TO BE DONE:
Count every line where "LETO" shows up, and give that number only.

*** DATA SHOWN ***

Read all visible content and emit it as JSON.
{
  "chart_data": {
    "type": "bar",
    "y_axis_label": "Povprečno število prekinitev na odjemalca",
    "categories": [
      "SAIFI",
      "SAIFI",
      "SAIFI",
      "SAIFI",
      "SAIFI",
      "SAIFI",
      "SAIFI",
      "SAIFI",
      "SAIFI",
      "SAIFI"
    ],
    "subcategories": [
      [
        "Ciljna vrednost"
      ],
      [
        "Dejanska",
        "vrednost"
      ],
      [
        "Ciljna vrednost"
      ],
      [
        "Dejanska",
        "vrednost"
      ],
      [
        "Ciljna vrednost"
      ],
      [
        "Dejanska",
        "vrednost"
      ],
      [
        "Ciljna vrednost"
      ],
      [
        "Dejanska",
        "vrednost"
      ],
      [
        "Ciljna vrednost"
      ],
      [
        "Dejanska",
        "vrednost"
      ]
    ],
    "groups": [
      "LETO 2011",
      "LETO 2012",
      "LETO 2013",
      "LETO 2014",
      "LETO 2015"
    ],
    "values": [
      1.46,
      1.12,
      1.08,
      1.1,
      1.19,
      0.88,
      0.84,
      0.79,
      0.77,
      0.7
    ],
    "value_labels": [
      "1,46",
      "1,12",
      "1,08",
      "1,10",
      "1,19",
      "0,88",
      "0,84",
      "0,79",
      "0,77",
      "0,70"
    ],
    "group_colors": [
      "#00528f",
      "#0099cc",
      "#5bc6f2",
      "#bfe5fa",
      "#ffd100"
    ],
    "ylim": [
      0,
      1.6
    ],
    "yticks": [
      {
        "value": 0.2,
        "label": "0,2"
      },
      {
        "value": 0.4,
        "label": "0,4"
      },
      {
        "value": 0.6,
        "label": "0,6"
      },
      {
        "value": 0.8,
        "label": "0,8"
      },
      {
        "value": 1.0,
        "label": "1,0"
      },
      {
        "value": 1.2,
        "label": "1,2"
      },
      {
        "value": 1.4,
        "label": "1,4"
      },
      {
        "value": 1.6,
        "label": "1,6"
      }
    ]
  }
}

***
*** DATA SHOWN ***

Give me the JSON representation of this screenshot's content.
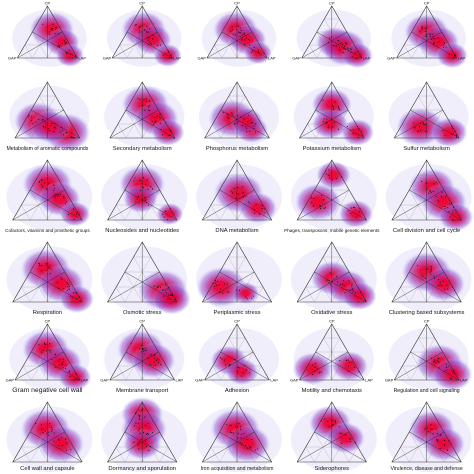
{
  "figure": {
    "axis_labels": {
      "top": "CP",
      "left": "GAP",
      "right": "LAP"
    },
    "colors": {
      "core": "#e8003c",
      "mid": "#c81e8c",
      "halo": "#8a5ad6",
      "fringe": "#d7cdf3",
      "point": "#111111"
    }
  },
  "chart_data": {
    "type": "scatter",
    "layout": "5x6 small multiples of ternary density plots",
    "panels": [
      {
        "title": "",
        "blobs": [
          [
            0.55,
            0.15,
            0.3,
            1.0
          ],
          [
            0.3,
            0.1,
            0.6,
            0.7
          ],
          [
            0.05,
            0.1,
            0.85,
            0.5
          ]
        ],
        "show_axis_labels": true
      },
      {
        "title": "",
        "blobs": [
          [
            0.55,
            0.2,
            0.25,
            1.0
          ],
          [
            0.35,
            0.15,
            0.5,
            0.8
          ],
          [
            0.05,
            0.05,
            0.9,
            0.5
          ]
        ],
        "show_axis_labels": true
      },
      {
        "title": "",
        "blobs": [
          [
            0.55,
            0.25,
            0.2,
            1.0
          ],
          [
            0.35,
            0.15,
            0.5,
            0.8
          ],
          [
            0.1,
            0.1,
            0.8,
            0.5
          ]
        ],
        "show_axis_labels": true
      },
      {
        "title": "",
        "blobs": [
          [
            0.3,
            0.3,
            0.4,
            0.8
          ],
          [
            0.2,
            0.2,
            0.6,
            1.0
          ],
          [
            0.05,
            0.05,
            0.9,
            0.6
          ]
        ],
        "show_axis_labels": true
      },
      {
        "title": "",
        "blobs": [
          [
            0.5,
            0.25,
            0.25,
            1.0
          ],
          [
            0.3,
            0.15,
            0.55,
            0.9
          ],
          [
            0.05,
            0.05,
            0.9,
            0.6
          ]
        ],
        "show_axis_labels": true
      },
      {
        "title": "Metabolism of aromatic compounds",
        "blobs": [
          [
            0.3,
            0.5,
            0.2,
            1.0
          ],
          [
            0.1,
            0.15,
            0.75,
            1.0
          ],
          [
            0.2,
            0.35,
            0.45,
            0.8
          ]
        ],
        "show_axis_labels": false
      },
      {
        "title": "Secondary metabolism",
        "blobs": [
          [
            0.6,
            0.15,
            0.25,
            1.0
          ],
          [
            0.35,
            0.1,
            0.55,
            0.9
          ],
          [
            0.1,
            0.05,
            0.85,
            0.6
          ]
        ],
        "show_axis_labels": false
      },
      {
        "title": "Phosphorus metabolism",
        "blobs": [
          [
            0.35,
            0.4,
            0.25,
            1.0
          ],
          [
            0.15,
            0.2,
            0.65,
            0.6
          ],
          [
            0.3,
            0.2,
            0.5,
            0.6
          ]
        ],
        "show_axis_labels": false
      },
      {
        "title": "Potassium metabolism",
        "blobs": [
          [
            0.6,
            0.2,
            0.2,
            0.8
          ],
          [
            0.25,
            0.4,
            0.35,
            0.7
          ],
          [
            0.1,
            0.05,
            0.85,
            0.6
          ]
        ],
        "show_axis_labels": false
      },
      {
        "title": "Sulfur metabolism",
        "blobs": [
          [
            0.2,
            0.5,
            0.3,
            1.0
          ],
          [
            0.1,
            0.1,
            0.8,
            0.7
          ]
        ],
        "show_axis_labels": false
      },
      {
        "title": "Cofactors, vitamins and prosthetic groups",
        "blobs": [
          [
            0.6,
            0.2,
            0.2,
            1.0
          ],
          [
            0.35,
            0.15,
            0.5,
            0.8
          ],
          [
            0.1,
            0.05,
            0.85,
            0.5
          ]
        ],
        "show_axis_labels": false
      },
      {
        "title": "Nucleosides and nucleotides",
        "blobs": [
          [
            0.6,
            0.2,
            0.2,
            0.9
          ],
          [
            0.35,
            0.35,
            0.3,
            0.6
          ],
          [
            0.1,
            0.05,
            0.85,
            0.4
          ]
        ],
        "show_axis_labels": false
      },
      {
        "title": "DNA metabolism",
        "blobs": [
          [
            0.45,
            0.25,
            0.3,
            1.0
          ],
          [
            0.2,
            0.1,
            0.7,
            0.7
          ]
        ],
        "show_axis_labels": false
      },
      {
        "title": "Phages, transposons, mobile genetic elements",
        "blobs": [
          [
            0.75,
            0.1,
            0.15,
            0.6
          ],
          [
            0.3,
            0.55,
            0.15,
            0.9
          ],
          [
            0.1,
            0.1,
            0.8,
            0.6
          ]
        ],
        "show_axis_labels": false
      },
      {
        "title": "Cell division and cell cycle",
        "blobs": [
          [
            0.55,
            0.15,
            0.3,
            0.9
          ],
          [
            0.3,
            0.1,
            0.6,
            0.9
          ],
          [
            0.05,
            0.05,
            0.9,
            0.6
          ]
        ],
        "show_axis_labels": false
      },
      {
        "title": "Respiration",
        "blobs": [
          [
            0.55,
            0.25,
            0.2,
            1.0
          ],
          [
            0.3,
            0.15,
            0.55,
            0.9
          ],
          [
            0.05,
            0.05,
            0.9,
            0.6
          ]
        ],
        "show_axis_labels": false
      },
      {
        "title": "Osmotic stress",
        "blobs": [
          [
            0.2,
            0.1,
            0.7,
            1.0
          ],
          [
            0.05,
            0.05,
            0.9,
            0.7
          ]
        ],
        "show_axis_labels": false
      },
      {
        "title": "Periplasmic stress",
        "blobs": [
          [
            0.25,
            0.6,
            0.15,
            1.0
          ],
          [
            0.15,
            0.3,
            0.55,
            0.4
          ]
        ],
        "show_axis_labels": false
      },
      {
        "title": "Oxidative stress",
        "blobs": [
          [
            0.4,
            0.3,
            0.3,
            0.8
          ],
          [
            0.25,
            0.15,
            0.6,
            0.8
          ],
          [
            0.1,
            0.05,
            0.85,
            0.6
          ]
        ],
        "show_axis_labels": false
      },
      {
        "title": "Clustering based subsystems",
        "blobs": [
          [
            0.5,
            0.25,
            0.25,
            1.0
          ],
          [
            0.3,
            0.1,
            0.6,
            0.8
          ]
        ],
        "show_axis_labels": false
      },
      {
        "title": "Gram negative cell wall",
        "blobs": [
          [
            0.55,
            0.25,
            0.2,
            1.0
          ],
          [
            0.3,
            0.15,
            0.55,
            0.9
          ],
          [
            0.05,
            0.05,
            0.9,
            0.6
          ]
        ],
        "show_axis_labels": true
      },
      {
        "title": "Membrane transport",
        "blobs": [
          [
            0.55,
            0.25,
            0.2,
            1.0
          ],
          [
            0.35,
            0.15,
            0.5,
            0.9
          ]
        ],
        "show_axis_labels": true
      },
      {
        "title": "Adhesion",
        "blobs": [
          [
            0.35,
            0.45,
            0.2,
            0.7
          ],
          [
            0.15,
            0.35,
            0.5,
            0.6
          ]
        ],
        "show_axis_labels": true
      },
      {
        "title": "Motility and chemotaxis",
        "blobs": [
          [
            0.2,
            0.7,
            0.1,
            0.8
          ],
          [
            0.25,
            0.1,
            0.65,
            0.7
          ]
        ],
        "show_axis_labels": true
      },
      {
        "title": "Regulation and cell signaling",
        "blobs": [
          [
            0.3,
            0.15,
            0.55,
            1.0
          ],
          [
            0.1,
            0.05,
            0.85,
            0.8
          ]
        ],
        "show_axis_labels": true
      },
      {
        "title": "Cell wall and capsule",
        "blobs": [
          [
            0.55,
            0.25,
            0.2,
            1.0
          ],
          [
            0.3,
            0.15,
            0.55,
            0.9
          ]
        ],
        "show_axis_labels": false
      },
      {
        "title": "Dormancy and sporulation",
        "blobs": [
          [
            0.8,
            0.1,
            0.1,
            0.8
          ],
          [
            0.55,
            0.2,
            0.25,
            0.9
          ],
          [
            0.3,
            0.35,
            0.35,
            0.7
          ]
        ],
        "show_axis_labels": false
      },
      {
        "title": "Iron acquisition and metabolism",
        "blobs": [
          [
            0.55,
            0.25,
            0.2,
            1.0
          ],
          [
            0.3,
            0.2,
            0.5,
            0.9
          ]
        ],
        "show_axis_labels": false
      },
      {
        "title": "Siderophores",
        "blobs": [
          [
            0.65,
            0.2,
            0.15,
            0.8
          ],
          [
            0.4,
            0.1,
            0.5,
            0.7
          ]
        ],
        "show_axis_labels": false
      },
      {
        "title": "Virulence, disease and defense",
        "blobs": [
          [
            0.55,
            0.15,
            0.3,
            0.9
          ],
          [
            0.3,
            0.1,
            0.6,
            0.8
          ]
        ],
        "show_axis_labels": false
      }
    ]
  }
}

***

WRITTEN ANSWER:
5